**The request**
Search the entries below. Return every line that has "instances" in it.

(Data records)
──────────

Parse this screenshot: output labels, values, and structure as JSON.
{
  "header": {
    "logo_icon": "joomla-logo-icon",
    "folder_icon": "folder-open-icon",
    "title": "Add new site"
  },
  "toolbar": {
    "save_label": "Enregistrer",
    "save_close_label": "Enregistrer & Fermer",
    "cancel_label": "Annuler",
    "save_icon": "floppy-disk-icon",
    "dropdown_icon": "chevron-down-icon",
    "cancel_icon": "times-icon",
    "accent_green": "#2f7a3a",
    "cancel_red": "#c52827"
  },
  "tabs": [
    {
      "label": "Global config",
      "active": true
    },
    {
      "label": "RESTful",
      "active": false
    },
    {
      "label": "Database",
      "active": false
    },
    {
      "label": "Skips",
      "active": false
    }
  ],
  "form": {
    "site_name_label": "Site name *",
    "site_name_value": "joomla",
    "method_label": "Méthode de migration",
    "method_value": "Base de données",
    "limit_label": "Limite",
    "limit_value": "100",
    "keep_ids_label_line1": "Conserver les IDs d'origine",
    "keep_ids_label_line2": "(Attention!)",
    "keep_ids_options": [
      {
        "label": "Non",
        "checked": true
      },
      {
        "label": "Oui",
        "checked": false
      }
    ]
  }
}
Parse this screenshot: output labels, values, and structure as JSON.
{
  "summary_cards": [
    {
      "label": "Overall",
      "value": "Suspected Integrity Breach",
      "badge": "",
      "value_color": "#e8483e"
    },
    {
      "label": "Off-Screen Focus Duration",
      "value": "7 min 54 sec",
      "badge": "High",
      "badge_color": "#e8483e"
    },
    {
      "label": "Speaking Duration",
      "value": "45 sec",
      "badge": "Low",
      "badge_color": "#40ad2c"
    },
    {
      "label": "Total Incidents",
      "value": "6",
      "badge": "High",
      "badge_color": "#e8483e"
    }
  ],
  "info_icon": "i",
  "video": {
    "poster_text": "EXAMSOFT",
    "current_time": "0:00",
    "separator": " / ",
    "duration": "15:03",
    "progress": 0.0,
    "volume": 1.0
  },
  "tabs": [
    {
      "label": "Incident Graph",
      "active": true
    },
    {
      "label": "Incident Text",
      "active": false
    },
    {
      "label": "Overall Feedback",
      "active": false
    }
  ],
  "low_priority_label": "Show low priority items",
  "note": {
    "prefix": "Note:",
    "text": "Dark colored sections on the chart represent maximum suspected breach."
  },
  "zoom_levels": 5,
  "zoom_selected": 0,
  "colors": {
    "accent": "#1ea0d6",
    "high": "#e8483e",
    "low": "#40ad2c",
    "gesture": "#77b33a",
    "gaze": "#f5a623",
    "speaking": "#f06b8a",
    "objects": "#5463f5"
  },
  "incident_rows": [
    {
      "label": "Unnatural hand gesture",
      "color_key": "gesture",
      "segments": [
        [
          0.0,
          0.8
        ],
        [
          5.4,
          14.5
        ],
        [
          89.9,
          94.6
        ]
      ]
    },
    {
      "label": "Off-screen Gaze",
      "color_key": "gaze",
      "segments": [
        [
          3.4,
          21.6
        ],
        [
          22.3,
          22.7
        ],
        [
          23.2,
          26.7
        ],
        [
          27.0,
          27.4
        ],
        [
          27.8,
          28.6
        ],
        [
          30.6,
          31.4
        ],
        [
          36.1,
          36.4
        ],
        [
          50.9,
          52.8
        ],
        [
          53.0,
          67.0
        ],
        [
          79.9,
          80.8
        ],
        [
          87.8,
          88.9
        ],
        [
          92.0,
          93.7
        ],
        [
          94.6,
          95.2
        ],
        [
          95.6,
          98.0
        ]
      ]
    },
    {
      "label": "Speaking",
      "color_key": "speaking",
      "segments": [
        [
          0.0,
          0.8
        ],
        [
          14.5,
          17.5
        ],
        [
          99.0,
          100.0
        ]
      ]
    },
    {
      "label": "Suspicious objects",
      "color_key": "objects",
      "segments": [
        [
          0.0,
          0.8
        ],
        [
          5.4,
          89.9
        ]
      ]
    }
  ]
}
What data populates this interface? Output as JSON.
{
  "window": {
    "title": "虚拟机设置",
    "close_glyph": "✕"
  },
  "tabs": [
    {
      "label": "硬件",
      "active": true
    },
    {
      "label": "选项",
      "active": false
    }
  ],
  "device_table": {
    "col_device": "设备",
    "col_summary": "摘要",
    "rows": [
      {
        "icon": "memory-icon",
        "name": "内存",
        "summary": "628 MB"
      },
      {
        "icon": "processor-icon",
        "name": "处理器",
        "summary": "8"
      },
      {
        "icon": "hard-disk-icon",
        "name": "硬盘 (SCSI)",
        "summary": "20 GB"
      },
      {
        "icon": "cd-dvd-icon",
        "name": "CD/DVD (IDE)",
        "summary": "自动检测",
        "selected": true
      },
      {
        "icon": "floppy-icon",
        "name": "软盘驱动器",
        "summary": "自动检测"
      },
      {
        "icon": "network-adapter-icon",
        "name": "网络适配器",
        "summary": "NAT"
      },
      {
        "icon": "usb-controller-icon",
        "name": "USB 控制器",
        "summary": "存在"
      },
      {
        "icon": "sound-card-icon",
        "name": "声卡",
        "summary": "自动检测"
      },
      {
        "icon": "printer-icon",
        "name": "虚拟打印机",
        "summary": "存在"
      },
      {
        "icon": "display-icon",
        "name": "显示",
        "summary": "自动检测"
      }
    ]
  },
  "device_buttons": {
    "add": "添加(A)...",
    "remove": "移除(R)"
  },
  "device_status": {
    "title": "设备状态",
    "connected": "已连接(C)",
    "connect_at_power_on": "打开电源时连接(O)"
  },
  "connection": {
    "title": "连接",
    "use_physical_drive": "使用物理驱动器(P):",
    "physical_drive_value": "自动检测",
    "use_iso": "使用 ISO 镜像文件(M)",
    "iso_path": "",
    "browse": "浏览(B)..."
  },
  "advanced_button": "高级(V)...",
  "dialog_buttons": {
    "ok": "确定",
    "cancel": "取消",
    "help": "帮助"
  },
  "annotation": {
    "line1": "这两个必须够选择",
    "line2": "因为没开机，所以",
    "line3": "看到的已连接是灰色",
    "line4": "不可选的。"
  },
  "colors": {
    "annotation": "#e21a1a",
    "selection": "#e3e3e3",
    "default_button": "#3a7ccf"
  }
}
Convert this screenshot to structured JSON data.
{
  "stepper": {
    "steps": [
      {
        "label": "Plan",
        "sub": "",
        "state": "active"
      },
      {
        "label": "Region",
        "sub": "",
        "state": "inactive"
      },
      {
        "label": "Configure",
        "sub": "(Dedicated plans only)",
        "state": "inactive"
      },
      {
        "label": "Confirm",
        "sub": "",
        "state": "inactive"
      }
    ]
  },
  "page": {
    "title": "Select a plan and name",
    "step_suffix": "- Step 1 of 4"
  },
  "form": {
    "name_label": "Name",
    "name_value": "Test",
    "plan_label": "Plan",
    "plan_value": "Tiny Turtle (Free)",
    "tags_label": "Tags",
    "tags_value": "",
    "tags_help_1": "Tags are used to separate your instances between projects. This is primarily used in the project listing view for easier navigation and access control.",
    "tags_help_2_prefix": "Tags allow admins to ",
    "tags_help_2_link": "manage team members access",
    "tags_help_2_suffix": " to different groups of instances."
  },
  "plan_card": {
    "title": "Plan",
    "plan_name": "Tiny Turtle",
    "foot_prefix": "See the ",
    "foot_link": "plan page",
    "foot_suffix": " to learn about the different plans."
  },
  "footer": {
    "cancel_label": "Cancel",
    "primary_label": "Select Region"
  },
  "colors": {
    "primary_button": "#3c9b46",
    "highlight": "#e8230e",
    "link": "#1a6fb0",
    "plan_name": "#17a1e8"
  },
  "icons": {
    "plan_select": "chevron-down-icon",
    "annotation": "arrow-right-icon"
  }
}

──────────

**Problem solution**
    "tags_help_1": "Tags are used to separate your instances between projects. This is primarily used in the project listing view for easier navigation and access control.",
    "tags_help_2_suffix": " to different groups of instances."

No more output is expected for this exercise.